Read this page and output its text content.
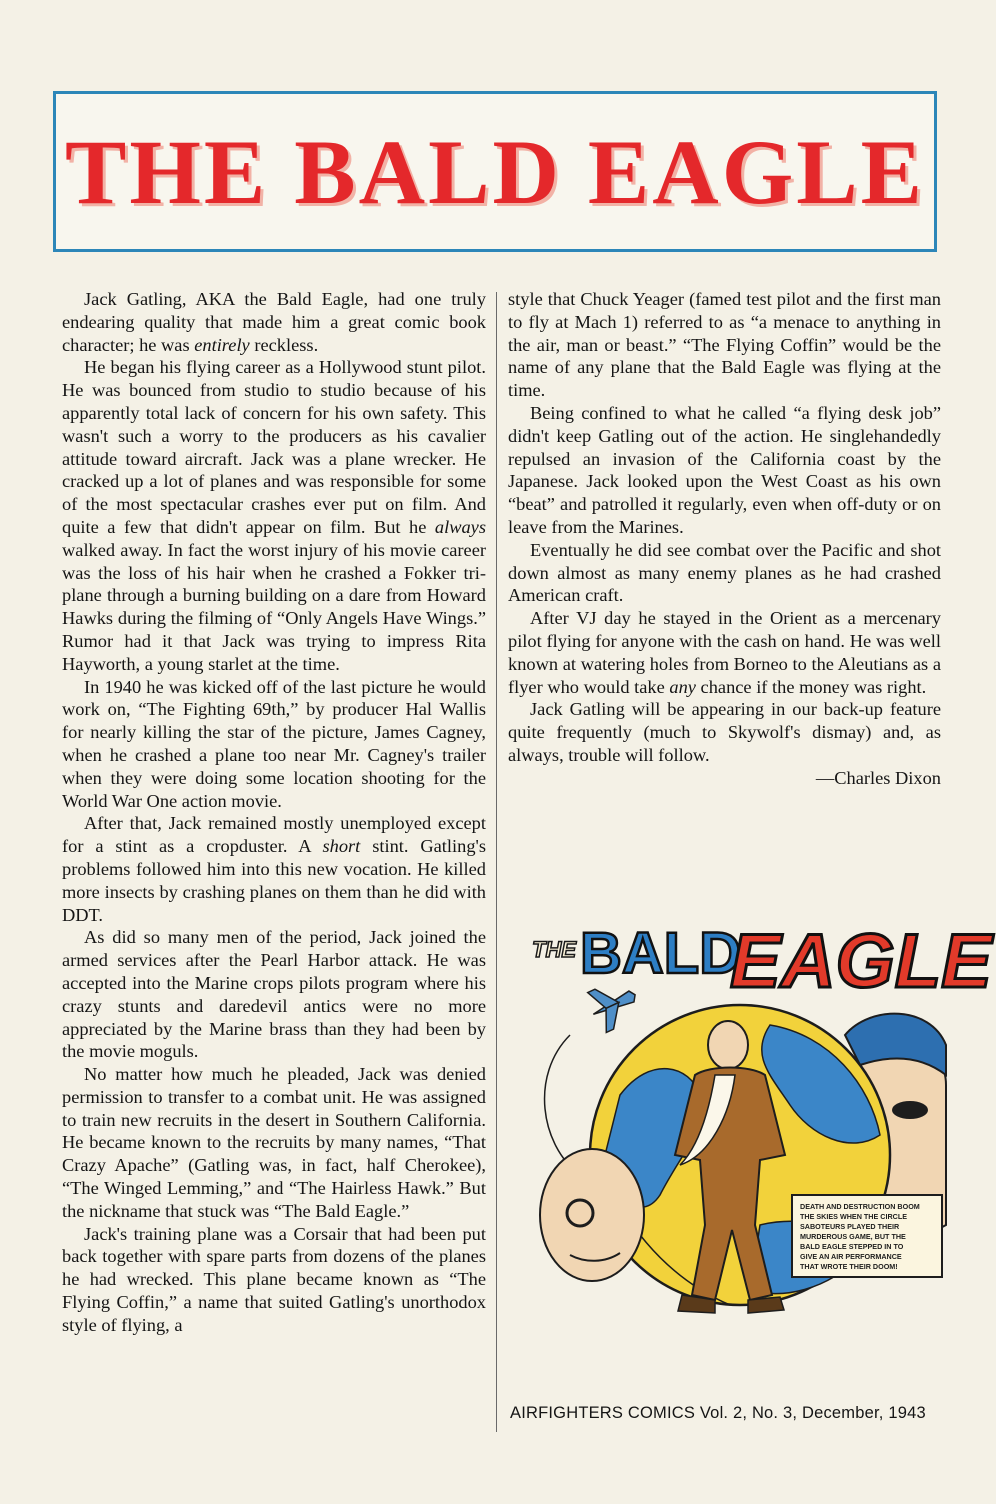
THE BALD EAGLE

Jack Gatling, AKA the Bald Eagle, had one truly endearing quality that made him a great comic book character; he was entirely reckless.

He began his flying career as a Hollywood stunt pilot. He was bounced from studio to studio because of his apparently total lack of concern for his own safety. This wasn't such a worry to the producers as his cavalier attitude toward aircraft. Jack was a plane wrecker. He cracked up a lot of planes and was responsible for some of the most spectacular crashes ever put on film. And quite a few that didn't appear on film. But he always walked away. In fact the worst injury of his movie career was the loss of his hair when he crashed a Fokker tri-plane through a burning building on a dare from Howard Hawks during the filming of “Only Angels Have Wings.” Rumor had it that Jack was trying to impress Rita Hayworth, a young starlet at the time.

In 1940 he was kicked off of the last picture he would work on, “The Fighting 69th,” by producer Hal Wallis for nearly killing the star of the picture, James Cagney, when he crashed a plane too near Mr. Cagney's trailer when they were doing some location shooting for the World War One action movie.

After that, Jack remained mostly unemployed except for a stint as a cropduster. A short stint. Gatling's problems followed him into this new vocation. He killed more insects by crashing planes on them than he did with DDT.

As did so many men of the period, Jack joined the armed services after the Pearl Harbor attack. He was accepted into the Marine crops pilots program where his crazy stunts and daredevil antics were no more appreciated by the Marine brass than they had been by the movie moguls.

No matter how much he pleaded, Jack was denied permission to transfer to a combat unit. He was assigned to train new recruits in the desert in Southern California. He became known to the recruits by many names, “That Crazy Apache” (Gatling was, in fact, half Cherokee), “The Winged Lemming,” and “The Hairless Hawk.” But the nickname that stuck was “The Bald Eagle.”

Jack's training plane was a Corsair that had been put back together with spare parts from dozens of the planes he had wrecked. This plane became known as “The Flying Coffin,” a name that suited Gatling's unorthodox style of flying, a

style that Chuck Yeager (famed test pilot and the first man to fly at Mach 1) referred to as “a menace to anything in the air, man or beast.” “The Flying Coffin” would be the name of any plane that the Bald Eagle was flying at the time.

Being confined to what he called “a flying desk job” didn't keep Gatling out of the action. He singlehandedly repulsed an invasion of the California coast by the Japanese. Jack looked upon the West Coast as his own “beat” and patrolled it regularly, even when off-duty or on leave from the Marines.

Eventually he did see combat over the Pacific and shot down almost as many enemy planes as he had crashed American craft.

After VJ day he stayed in the Orient as a mercenary pilot flying for anyone with the cash on hand. He was well known at watering holes from Borneo to the Aleutians as a flyer who would take any chance if the money was right.

Jack Gatling will be appearing in our back-up feature quite frequently (much to Skywolf's dismay) and, as always, trouble will follow.

—Charles Dixon

THE BALD
EAGLE
DEATH AND DESTRUCTION BOOM THE SKIES WHEN THE CIRCLE SABOTEURS PLAYED THEIR MURDEROUS GAME, BUT THE BALD EAGLE STEPPED IN TO GIVE AN AIR PERFORMANCE THAT WROTE THEIR DOOM!
AIRFIGHTERS COMICS Vol. 2, No. 3, December, 1943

+ + + +

_Work to do_. Leave out the pictures and give the listing above again exactly.

_Written answer_.
Read this page and output its text content.
THE BALD EAGLE

Jack Gatling, AKA the Bald Eagle, had one truly endearing quality that made him a great comic book character; he was entirely reckless.

He began his flying career as a Hollywood stunt pilot. He was bounced from studio to studio because of his apparently total lack of concern for his own safety. This wasn't such a worry to the producers as his cavalier attitude toward aircraft. Jack was a plane wrecker. He cracked up a lot of planes and was responsible for some of the most spectacular crashes ever put on film. And quite a few that didn't appear on film. But he always walked away. In fact the worst injury of his movie career was the loss of his hair when he crashed a Fokker tri-plane through a burning building on a dare from Howard Hawks during the filming of “Only Angels Have Wings.” Rumor had it that Jack was trying to impress Rita Hayworth, a young starlet at the time.

In 1940 he was kicked off of the last picture he would work on, “The Fighting 69th,” by producer Hal Wallis for nearly killing the star of the picture, James Cagney, when he crashed a plane too near Mr. Cagney's trailer when they were doing some location shooting for the World War One action movie.

After that, Jack remained mostly unemployed except for a stint as a cropduster. A short stint. Gatling's problems followed him into this new vocation. He killed more insects by crashing planes on them than he did with DDT.

As did so many men of the period, Jack joined the armed services after the Pearl Harbor attack. He was accepted into the Marine crops pilots program where his crazy stunts and daredevil antics were no more appreciated by the Marine brass than they had been by the movie moguls.

No matter how much he pleaded, Jack was denied permission to transfer to a combat unit. He was assigned to train new recruits in the desert in Southern California. He became known to the recruits by many names, “That Crazy Apache” (Gatling was, in fact, half Cherokee), “The Winged Lemming,” and “The Hairless Hawk.” But the nickname that stuck was “The Bald Eagle.”

Jack's training plane was a Corsair that had been put back together with spare parts from dozens of the planes he had wrecked. This plane became known as “The Flying Coffin,” a name that suited Gatling's unorthodox style of flying, a

style that Chuck Yeager (famed test pilot and the first man to fly at Mach 1) referred to as “a menace to anything in the air, man or beast.” “The Flying Coffin” would be the name of any plane that the Bald Eagle was flying at the time.

Being confined to what he called “a flying desk job” didn't keep Gatling out of the action. He singlehandedly repulsed an invasion of the California coast by the Japanese. Jack looked upon the West Coast as his own “beat” and patrolled it regularly, even when off-duty or on leave from the Marines.

Eventually he did see combat over the Pacific and shot down almost as many enemy planes as he had crashed American craft.

After VJ day he stayed in the Orient as a mercenary pilot flying for anyone with the cash on hand. He was well known at watering holes from Borneo to the Aleutians as a flyer who would take any chance if the money was right.

Jack Gatling will be appearing in our back-up feature quite frequently (much to Skywolf's dismay) and, as always, trouble will follow.

—Charles Dixon

THE BALD
EAGLE
DEATH AND DESTRUCTION BOOM THE SKIES WHEN THE CIRCLE SABOTEURS PLAYED THEIR MURDEROUS GAME, BUT THE BALD EAGLE STEPPED IN TO GIVE AN AIR PERFORMANCE THAT WROTE THEIR DOOM!
AIRFIGHTERS COMICS Vol. 2, No. 3, December, 1943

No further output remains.